From the material below, list every line containing "Eskilstuna".
........
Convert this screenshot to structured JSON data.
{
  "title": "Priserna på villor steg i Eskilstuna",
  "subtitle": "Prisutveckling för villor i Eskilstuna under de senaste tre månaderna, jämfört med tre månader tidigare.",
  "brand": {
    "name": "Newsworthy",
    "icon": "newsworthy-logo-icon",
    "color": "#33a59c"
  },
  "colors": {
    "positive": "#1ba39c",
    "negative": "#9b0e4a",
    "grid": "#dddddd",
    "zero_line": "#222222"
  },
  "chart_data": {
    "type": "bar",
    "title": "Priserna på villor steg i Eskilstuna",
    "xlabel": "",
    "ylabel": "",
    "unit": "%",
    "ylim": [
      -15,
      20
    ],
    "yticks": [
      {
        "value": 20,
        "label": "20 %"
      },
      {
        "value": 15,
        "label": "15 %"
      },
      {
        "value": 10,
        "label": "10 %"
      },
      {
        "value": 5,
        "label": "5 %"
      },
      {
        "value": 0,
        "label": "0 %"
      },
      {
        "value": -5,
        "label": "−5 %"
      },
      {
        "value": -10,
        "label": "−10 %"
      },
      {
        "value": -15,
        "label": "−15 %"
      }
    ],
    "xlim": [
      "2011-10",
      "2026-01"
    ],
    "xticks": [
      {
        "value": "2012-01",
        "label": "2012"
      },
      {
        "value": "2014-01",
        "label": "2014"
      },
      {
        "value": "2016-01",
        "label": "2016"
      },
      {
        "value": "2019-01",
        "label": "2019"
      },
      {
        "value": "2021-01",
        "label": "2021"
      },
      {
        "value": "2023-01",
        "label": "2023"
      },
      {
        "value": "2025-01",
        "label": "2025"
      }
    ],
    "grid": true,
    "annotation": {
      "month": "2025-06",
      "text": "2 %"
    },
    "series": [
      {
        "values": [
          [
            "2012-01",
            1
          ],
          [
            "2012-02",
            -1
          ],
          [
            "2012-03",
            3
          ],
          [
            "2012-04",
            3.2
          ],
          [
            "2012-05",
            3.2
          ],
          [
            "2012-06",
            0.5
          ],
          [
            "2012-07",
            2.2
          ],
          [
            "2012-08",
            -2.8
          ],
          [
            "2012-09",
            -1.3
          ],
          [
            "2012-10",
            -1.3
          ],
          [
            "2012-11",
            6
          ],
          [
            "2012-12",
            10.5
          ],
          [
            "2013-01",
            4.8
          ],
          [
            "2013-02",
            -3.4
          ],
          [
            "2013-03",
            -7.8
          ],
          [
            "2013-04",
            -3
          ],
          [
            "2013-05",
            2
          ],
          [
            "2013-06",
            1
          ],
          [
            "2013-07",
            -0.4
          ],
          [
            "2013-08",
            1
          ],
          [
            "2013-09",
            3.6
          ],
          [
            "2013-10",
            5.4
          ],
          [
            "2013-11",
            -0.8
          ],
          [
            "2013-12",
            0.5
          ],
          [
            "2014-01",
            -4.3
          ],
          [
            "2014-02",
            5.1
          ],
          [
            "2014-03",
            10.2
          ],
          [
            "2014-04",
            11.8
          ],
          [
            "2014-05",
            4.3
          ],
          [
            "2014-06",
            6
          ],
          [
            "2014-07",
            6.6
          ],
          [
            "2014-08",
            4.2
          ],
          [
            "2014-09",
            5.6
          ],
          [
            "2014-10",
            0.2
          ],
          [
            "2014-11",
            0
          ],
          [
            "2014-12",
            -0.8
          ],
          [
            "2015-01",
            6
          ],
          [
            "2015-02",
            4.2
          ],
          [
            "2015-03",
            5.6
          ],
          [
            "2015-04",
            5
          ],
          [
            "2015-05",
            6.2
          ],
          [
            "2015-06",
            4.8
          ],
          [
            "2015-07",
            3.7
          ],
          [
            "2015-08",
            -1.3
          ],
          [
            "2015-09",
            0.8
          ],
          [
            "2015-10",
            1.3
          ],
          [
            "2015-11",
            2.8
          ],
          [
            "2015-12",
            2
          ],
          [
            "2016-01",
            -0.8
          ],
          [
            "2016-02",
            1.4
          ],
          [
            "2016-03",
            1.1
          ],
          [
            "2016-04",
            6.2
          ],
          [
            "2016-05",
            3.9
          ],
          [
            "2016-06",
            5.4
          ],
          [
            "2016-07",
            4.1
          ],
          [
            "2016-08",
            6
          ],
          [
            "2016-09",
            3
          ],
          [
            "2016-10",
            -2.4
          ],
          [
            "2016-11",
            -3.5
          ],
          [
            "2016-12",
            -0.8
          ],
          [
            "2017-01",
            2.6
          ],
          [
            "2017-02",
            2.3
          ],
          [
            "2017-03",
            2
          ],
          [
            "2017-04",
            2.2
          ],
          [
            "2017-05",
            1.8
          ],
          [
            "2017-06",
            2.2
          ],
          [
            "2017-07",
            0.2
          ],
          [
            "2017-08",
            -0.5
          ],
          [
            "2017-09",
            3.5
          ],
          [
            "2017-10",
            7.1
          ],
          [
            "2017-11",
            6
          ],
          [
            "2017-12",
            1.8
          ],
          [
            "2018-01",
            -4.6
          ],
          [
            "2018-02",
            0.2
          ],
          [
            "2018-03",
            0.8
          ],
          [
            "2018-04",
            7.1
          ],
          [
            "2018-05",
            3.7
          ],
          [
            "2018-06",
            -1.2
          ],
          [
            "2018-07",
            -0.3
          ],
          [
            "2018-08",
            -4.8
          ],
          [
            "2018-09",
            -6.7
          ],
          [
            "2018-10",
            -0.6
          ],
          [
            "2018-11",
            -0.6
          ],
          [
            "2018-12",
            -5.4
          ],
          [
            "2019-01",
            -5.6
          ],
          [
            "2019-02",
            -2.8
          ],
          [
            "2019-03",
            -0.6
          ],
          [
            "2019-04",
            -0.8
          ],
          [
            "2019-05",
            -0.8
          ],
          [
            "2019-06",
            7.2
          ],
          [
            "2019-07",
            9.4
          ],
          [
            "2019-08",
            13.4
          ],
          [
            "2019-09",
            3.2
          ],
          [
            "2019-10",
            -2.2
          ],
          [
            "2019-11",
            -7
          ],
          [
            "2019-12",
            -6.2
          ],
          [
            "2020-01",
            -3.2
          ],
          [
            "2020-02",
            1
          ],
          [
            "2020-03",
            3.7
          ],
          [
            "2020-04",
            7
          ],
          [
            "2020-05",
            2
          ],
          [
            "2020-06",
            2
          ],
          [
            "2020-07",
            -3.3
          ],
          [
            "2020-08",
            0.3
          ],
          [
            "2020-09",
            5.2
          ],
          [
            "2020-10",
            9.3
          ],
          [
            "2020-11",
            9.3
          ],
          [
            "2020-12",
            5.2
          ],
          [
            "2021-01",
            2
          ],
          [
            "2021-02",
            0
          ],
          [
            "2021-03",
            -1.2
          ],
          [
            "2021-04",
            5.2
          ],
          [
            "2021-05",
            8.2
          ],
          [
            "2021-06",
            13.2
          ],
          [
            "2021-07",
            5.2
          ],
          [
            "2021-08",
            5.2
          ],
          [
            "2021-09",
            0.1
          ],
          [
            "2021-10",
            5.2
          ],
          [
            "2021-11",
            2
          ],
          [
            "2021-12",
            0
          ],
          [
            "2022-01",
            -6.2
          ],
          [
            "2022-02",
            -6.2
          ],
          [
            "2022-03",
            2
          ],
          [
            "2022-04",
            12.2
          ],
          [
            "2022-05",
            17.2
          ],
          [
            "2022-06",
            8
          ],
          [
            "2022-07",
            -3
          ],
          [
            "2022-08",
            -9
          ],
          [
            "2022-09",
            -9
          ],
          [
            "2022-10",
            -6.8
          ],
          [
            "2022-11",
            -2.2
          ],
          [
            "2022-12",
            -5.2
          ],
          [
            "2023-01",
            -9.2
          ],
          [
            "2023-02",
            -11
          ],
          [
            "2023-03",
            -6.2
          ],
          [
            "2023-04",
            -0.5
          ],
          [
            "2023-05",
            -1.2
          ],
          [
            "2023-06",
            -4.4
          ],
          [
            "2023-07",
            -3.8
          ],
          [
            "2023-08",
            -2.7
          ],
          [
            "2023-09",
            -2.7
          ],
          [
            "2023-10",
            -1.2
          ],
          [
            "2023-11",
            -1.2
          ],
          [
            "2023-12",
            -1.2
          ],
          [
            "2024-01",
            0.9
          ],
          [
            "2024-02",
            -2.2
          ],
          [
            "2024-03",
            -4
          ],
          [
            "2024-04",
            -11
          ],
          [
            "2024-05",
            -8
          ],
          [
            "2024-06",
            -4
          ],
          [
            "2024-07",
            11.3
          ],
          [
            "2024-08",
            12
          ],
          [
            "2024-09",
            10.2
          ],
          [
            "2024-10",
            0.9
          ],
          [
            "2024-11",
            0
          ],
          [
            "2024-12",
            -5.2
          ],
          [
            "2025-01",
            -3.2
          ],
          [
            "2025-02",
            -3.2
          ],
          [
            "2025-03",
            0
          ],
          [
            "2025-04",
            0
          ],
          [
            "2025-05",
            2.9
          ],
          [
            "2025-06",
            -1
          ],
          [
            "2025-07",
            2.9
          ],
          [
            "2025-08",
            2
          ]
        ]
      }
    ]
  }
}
........
Response to the task:
  "title": "Priserna på villor steg i Eskilstuna",
  "subtitle": "Prisutveckling för villor i Eskilstuna under de senaste tre månaderna, jämfört med tre månader tidigare.",
    "title": "Priserna på villor steg i Eskilstuna",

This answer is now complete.